[Records about charts and figures]
####

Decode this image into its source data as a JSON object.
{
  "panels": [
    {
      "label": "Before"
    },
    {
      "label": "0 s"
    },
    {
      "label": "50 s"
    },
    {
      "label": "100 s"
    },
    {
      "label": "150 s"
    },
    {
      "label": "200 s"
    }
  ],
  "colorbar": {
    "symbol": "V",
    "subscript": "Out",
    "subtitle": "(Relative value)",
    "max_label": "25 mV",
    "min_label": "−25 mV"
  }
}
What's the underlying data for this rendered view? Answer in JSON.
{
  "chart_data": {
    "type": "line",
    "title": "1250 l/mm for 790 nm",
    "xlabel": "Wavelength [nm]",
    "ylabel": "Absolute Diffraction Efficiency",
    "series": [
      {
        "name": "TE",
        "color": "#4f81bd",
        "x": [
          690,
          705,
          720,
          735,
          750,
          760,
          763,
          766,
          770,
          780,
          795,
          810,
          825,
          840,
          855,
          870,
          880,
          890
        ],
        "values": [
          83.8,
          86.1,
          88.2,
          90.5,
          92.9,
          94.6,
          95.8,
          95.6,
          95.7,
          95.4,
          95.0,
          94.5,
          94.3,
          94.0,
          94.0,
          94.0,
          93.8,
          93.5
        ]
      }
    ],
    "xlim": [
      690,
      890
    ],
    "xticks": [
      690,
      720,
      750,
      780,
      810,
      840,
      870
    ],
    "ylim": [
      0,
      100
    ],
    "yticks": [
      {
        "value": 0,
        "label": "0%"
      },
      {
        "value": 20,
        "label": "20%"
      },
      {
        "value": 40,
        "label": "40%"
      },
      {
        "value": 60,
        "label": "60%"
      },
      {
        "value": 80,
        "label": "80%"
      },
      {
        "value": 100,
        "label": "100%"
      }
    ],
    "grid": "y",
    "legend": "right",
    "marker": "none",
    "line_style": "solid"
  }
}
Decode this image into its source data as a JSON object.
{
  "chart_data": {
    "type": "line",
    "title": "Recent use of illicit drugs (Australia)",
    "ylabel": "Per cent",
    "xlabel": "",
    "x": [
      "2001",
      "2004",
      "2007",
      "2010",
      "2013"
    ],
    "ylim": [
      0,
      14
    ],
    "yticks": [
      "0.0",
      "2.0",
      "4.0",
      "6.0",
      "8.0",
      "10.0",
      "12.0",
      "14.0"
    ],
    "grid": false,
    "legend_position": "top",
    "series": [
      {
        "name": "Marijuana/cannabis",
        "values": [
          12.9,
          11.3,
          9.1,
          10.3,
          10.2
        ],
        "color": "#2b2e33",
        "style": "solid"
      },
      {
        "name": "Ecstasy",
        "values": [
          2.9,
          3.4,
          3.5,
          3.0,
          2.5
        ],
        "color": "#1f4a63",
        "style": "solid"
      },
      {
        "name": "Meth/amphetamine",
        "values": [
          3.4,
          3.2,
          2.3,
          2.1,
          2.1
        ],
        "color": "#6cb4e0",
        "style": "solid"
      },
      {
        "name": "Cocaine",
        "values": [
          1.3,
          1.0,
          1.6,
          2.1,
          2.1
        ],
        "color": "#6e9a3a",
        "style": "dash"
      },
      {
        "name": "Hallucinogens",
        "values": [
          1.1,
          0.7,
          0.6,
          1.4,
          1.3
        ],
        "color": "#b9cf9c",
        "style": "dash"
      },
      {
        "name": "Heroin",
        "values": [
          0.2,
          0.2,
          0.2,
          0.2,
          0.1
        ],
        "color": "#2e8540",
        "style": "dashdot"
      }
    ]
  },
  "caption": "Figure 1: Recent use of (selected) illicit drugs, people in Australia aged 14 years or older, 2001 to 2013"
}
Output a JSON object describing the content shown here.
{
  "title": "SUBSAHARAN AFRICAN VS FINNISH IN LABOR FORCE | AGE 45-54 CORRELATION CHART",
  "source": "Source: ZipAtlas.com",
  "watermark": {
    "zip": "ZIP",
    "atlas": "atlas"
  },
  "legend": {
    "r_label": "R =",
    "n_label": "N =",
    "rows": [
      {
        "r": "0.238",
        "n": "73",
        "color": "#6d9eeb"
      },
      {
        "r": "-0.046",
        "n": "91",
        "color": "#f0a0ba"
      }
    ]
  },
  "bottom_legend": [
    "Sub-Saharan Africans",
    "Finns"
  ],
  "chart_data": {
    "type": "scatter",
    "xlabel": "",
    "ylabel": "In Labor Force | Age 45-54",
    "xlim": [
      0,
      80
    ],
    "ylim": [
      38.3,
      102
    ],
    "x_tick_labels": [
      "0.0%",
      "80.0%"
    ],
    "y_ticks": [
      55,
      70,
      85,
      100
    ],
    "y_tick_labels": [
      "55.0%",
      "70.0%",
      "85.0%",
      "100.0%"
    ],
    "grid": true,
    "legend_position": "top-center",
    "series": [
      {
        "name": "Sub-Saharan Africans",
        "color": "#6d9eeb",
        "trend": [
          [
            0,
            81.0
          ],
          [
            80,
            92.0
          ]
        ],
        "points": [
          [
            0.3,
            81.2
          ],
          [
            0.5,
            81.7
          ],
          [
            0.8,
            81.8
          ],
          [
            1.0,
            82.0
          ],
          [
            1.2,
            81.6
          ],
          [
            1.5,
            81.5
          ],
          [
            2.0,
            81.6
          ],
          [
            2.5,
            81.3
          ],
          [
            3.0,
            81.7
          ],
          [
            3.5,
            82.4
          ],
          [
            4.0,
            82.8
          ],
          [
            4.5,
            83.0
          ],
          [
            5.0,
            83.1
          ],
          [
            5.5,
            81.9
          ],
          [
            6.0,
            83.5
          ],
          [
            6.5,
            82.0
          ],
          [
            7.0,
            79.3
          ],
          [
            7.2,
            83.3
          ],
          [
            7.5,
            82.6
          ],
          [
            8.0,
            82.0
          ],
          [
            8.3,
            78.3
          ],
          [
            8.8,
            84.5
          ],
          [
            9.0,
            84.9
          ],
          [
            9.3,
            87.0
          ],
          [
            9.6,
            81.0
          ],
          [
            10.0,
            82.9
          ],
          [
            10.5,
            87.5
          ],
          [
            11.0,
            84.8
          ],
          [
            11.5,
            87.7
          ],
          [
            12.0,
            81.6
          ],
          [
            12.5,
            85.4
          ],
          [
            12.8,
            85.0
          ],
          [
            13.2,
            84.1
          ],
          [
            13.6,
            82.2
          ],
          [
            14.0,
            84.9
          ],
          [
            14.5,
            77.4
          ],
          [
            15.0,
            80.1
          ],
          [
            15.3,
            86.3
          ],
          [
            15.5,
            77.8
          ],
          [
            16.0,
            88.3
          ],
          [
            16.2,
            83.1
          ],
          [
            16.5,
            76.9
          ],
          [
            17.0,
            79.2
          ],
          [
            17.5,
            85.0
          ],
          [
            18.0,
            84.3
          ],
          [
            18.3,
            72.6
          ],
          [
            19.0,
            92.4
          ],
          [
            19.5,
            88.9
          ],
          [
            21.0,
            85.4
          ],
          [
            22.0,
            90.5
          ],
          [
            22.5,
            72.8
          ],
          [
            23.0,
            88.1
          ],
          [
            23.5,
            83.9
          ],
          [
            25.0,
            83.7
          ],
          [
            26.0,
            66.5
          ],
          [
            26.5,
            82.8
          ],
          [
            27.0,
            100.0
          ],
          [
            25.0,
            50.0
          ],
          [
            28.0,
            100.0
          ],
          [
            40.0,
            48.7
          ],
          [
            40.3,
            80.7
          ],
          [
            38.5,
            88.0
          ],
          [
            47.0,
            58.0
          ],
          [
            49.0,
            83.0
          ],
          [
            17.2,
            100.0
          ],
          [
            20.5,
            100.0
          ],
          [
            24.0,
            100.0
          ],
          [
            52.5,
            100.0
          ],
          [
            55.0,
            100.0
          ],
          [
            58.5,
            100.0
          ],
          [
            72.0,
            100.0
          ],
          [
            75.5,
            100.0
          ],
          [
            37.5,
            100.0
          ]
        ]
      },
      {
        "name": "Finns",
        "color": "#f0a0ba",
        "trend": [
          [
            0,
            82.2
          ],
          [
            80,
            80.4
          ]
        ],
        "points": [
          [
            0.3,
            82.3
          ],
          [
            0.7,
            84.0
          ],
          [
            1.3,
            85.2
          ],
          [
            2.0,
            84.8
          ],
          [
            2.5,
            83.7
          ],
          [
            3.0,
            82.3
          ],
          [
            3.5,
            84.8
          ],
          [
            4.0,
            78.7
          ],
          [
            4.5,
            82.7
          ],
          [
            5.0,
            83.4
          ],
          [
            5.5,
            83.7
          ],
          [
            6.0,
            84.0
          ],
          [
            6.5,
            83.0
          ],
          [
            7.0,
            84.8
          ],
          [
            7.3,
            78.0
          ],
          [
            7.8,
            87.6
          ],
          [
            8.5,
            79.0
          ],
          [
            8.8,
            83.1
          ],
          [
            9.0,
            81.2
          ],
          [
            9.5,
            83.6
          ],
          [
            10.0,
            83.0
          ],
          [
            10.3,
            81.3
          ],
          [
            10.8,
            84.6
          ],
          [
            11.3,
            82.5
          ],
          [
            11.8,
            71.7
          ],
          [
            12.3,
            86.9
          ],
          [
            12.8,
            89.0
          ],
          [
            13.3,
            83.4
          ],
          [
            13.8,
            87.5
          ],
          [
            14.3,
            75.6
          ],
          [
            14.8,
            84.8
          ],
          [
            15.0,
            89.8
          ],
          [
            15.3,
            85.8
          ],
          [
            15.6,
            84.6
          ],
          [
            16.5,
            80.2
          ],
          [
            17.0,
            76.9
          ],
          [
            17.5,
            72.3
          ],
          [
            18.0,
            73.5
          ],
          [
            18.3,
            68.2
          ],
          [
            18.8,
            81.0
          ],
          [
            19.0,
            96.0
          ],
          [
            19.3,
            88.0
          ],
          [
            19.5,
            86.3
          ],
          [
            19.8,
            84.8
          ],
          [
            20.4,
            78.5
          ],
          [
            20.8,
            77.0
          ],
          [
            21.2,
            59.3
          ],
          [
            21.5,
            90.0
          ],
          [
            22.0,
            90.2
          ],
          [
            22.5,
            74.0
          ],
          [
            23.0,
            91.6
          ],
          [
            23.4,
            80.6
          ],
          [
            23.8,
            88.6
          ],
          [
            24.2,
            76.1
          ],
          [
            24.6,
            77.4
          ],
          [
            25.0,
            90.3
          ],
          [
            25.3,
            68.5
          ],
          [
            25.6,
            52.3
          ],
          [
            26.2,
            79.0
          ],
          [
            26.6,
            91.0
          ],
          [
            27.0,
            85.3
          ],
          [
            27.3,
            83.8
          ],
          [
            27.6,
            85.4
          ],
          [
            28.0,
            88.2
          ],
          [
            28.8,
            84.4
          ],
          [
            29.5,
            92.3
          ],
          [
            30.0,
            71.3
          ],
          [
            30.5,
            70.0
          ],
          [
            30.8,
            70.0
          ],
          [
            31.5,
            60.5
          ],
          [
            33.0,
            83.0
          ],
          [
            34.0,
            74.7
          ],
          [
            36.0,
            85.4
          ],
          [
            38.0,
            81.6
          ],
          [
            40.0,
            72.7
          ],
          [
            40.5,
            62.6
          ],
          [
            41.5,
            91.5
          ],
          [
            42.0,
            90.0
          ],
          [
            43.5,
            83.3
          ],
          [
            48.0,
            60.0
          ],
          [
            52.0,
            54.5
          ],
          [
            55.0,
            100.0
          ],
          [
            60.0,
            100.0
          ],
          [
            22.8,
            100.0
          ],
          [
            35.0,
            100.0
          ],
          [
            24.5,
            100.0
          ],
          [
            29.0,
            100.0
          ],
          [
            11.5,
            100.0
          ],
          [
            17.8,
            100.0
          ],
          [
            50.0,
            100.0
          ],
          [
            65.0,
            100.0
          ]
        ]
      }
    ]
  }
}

####

** PROBLEM **
Look through the listing and extract every line with "drugs" in it.

** FINAL RESULT **
    "title": "Recent use of illicit drugs (Australia)",
  "caption": "Figure 1: Recent use of (selected) illicit drugs, people in Australia aged 14 years or older, 2001 to 2013"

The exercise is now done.